Written exercise: In this exercise, reproduce all the entries that follow exactly.

++++++++++++++++++++

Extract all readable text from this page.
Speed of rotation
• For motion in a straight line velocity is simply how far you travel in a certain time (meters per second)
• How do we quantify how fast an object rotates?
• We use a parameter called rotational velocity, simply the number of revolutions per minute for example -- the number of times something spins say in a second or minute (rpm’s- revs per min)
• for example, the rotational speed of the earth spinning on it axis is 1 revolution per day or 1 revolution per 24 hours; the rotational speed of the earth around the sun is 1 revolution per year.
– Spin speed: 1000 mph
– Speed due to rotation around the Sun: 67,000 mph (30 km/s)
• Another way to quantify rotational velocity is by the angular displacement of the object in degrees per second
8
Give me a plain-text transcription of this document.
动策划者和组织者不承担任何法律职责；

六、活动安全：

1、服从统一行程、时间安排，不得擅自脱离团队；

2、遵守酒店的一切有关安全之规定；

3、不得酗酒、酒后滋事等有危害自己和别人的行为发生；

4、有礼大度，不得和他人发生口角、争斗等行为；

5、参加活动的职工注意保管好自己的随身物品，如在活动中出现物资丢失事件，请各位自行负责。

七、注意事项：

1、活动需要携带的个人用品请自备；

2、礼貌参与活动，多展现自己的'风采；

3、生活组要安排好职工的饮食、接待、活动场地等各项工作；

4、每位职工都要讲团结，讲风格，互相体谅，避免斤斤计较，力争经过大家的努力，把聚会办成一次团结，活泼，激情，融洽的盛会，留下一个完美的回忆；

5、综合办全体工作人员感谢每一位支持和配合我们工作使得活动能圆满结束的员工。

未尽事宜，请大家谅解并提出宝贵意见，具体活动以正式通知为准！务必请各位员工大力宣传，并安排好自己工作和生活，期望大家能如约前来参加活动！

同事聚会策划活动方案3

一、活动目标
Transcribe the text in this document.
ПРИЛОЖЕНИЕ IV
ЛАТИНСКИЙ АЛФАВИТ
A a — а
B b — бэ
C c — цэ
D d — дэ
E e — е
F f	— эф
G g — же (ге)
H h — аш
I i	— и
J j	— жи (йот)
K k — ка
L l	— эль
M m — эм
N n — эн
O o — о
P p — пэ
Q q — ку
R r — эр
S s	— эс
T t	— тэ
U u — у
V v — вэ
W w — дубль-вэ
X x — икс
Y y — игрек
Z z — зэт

++++++++++++++++++++

Written answer:
Extract all readable text from this page.
Speed of rotation
• For motion in a straight line velocity is simply how far you travel in a certain time (meters per second)
• How do we quantify how fast an object rotates?
• We use a parameter called rotational velocity, simply the number of revolutions per minute for example -- the number of times something spins say in a second or minute (rpm’s- revs per min)
• for example, the rotational speed of the earth spinning on it axis is 1 revolution per day or 1 revolution per 24 hours; the rotational speed of the earth around the sun is 1 revolution per year.
– Spin speed: 1000 mph
– Speed due to rotation around the Sun: 67,000 mph (30 km/s)
• Another way to quantify rotational velocity is by the angular displacement of the object in degrees per second
8
Give me a plain-text transcription of this document.
动策划者和组织者不承担任何法律职责；

六、活动安全：

1、服从统一行程、时间安排，不得擅自脱离团队；

2、遵守酒店的一切有关安全之规定；

3、不得酗酒、酒后滋事等有危害自己和别人的行为发生；

4、有礼大度，不得和他人发生口角、争斗等行为；

5、参加活动的职工注意保管好自己的随身物品，如在活动中出现物资丢失事件，请各位自行负责。

七、注意事项：

1、活动需要携带的个人用品请自备；

2、礼貌参与活动，多展现自己的'风采；

3、生活组要安排好职工的饮食、接待、活动场地等各项工作；

4、每位职工都要讲团结，讲风格，互相体谅，避免斤斤计较，力争经过大家的努力，把聚会办成一次团结，活泼，激情，融洽的盛会，留下一个完美的回忆；

5、综合办全体工作人员感谢每一位支持和配合我们工作使得活动能圆满结束的员工。

未尽事宜，请大家谅解并提出宝贵意见，具体活动以正式通知为准！务必请各位员工大力宣传，并安排好自己工作和生活，期望大家能如约前来参加活动！

同事聚会策划活动方案3

一、活动目标
Transcribe the text in this document.
ПРИЛОЖЕНИЕ IV
ЛАТИНСКИЙ АЛФАВИТ
A a — а
B b — бэ
C c — цэ
D d — дэ
E e — е
F f	— эф
G g — же (ге)
H h — аш
I i	— и
J j	— жи (йот)
K k — ка
L l	— эль
M m — эм
N n — эн
O o — о
P p — пэ
Q q — ку
R r — эр
S s	— эс
T t	— тэ
U u — у
V v — вэ
W w — дубль-вэ
X x — икс
Y y — игрек
Z z — зэт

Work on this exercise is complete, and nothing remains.